Provided records:
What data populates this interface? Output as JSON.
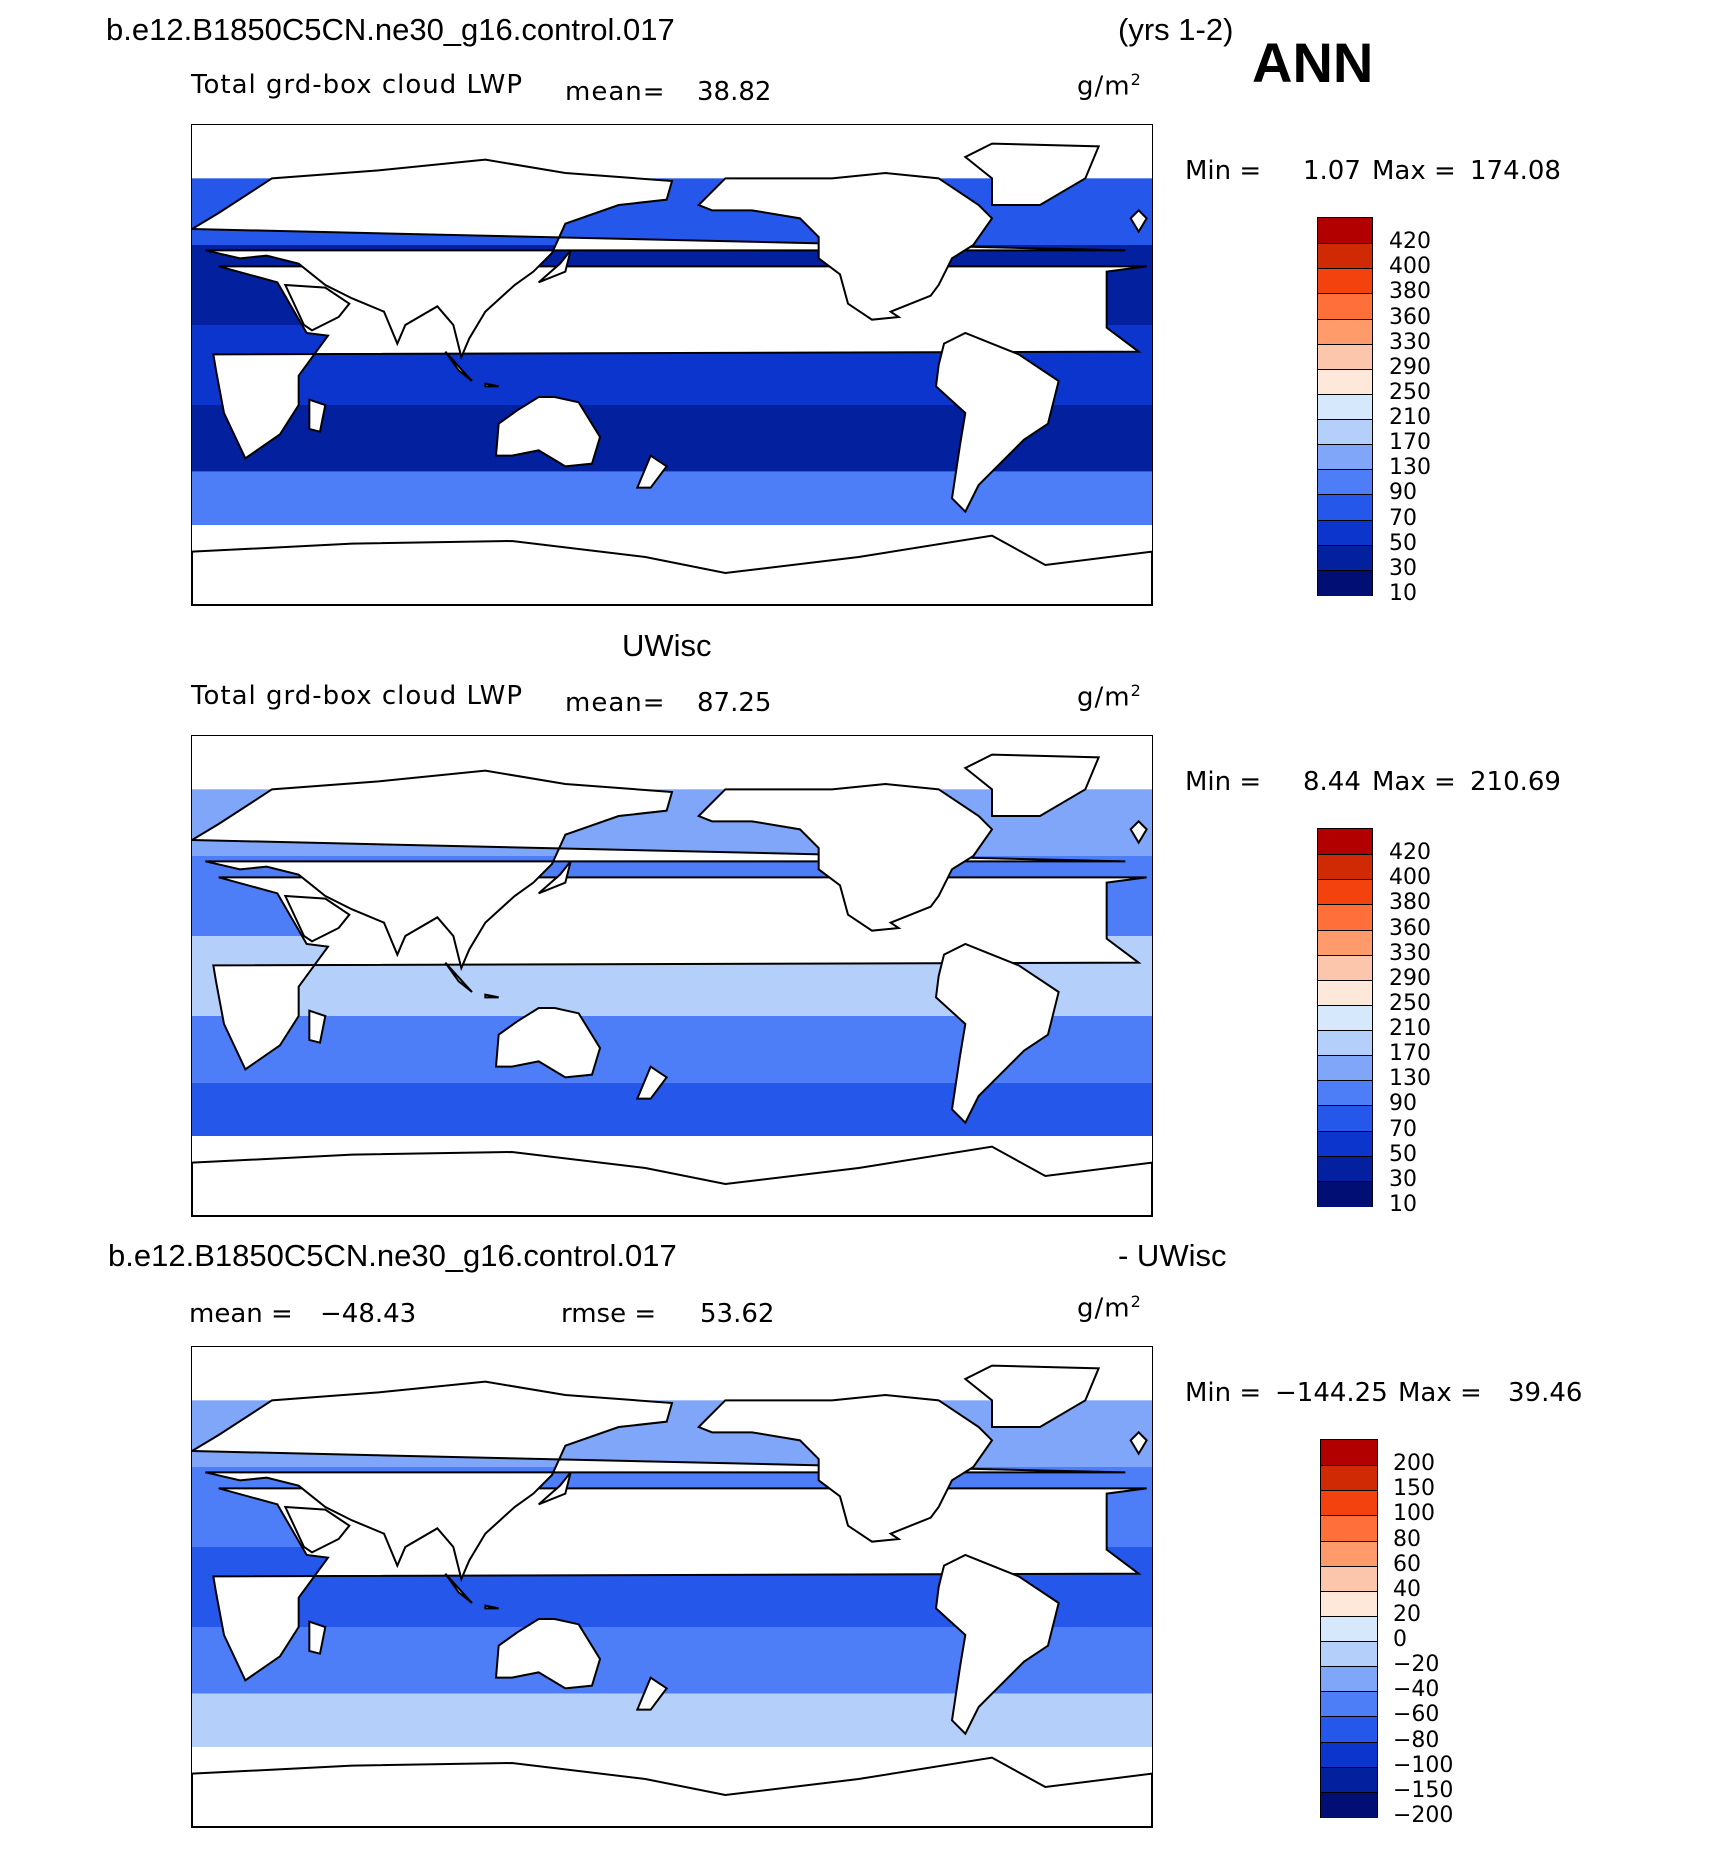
{
  "header": {
    "case_name": "b.e12.B1850C5CN.ne30_g16.control.017",
    "years": "(yrs 1-2)",
    "season": "ANN"
  },
  "panels": [
    {
      "subtitle": "",
      "variable": "Total grd-box cloud LWP",
      "mean_label": "mean=",
      "mean_value": "38.82",
      "units": "g/m",
      "units_sup": "2",
      "min_label": "Min =",
      "min_value": "1.07",
      "max_label": "Max =",
      "max_value": "174.08",
      "palette": "fill",
      "colors": [
        "#b20000",
        "#cf2a04",
        "#f4420f",
        "#ff6f3a",
        "#ff9a6a",
        "#fcc6ad",
        "#fde8da",
        "#d6e8fb",
        "#b4cffa",
        "#7fa6f9",
        "#4d7ef8",
        "#2457ea",
        "#0b35cc",
        "#03209f",
        "#010f75"
      ],
      "levels": [
        "420",
        "400",
        "380",
        "360",
        "330",
        "290",
        "250",
        "210",
        "170",
        "130",
        "90",
        "70",
        "50",
        "30",
        "10"
      ],
      "ocean": {
        "tropics": "#0b35cc",
        "subtropics": "#03209f",
        "midlat": "#2457ea",
        "storm": "#4d7ef8"
      }
    },
    {
      "subtitle": "UWisc",
      "variable": "Total grd-box cloud LWP",
      "mean_label": "mean=",
      "mean_value": "87.25",
      "units": "g/m",
      "units_sup": "2",
      "min_label": "Min =",
      "min_value": "8.44",
      "max_label": "Max =",
      "max_value": "210.69",
      "palette": "fill",
      "colors": [
        "#b20000",
        "#cf2a04",
        "#f4420f",
        "#ff6f3a",
        "#ff9a6a",
        "#fcc6ad",
        "#fde8da",
        "#d6e8fb",
        "#b4cffa",
        "#7fa6f9",
        "#4d7ef8",
        "#2457ea",
        "#0b35cc",
        "#03209f",
        "#010f75"
      ],
      "levels": [
        "420",
        "400",
        "380",
        "360",
        "330",
        "290",
        "250",
        "210",
        "170",
        "130",
        "90",
        "70",
        "50",
        "30",
        "10"
      ],
      "ocean": {
        "tropics": "#b4cffa",
        "subtropics": "#4d7ef8",
        "midlat": "#7fa6f9",
        "storm": "#2457ea"
      }
    },
    {
      "subtitle": "- UWisc",
      "subtitle_left": "b.e12.B1850C5CN.ne30_g16.control.017",
      "mean_label": "mean = ",
      "mean_value": "−48.43",
      "rmse_label": "rmse =",
      "rmse_value": "53.62",
      "units": "g/m",
      "units_sup": "2",
      "min_label": "Min =",
      "min_value": "−144.25",
      "max_label": "Max =",
      "max_value": "39.46",
      "palette": "diff",
      "colors": [
        "#b20000",
        "#cf2a04",
        "#f4420f",
        "#ff6f3a",
        "#ff9a6a",
        "#fcc6ad",
        "#fde8da",
        "#d6e8fb",
        "#b4cffa",
        "#7fa6f9",
        "#4d7ef8",
        "#2457ea",
        "#0b35cc",
        "#03209f",
        "#010f75"
      ],
      "levels": [
        "200",
        "150",
        "100",
        "80",
        "60",
        "40",
        "20",
        "0",
        "−20",
        "−40",
        "−60",
        "−80",
        "−100",
        "−150",
        "−200"
      ],
      "ocean": {
        "tropics": "#2457ea",
        "subtropics": "#4d7ef8",
        "midlat": "#7fa6f9",
        "storm": "#b4cffa"
      }
    }
  ]
}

Given instruction:
Give all the entries again exactly, dropping each picture.

Correct response:
What data populates this interface? Output as JSON.
{
  "header": {
    "case_name": "b.e12.B1850C5CN.ne30_g16.control.017",
    "years": "(yrs 1-2)",
    "season": "ANN"
  },
  "panels": [
    {
      "subtitle": "",
      "variable": "Total grd-box cloud LWP",
      "mean_label": "mean=",
      "mean_value": "38.82",
      "units": "g/m",
      "units_sup": "2",
      "min_label": "Min =",
      "min_value": "1.07",
      "max_label": "Max =",
      "max_value": "174.08",
      "palette": "fill",
      "colors": [
        "#b20000",
        "#cf2a04",
        "#f4420f",
        "#ff6f3a",
        "#ff9a6a",
        "#fcc6ad",
        "#fde8da",
        "#d6e8fb",
        "#b4cffa",
        "#7fa6f9",
        "#4d7ef8",
        "#2457ea",
        "#0b35cc",
        "#03209f",
        "#010f75"
      ],
      "levels": [
        "420",
        "400",
        "380",
        "360",
        "330",
        "290",
        "250",
        "210",
        "170",
        "130",
        "90",
        "70",
        "50",
        "30",
        "10"
      ],
      "ocean": {
        "tropics": "#0b35cc",
        "subtropics": "#03209f",
        "midlat": "#2457ea",
        "storm": "#4d7ef8"
      }
    },
    {
      "subtitle": "UWisc",
      "variable": "Total grd-box cloud LWP",
      "mean_label": "mean=",
      "mean_value": "87.25",
      "units": "g/m",
      "units_sup": "2",
      "min_label": "Min =",
      "min_value": "8.44",
      "max_label": "Max =",
      "max_value": "210.69",
      "palette": "fill",
      "colors": [
        "#b20000",
        "#cf2a04",
        "#f4420f",
        "#ff6f3a",
        "#ff9a6a",
        "#fcc6ad",
        "#fde8da",
        "#d6e8fb",
        "#b4cffa",
        "#7fa6f9",
        "#4d7ef8",
        "#2457ea",
        "#0b35cc",
        "#03209f",
        "#010f75"
      ],
      "levels": [
        "420",
        "400",
        "380",
        "360",
        "330",
        "290",
        "250",
        "210",
        "170",
        "130",
        "90",
        "70",
        "50",
        "30",
        "10"
      ],
      "ocean": {
        "tropics": "#b4cffa",
        "subtropics": "#4d7ef8",
        "midlat": "#7fa6f9",
        "storm": "#2457ea"
      }
    },
    {
      "subtitle": "- UWisc",
      "subtitle_left": "b.e12.B1850C5CN.ne30_g16.control.017",
      "mean_label": "mean = ",
      "mean_value": "−48.43",
      "rmse_label": "rmse =",
      "rmse_value": "53.62",
      "units": "g/m",
      "units_sup": "2",
      "min_label": "Min =",
      "min_value": "−144.25",
      "max_label": "Max =",
      "max_value": "39.46",
      "palette": "diff",
      "colors": [
        "#b20000",
        "#cf2a04",
        "#f4420f",
        "#ff6f3a",
        "#ff9a6a",
        "#fcc6ad",
        "#fde8da",
        "#d6e8fb",
        "#b4cffa",
        "#7fa6f9",
        "#4d7ef8",
        "#2457ea",
        "#0b35cc",
        "#03209f",
        "#010f75"
      ],
      "levels": [
        "200",
        "150",
        "100",
        "80",
        "60",
        "40",
        "20",
        "0",
        "−20",
        "−40",
        "−60",
        "−80",
        "−100",
        "−150",
        "−200"
      ],
      "ocean": {
        "tropics": "#2457ea",
        "subtropics": "#4d7ef8",
        "midlat": "#7fa6f9",
        "storm": "#b4cffa"
      }
    }
  ]
}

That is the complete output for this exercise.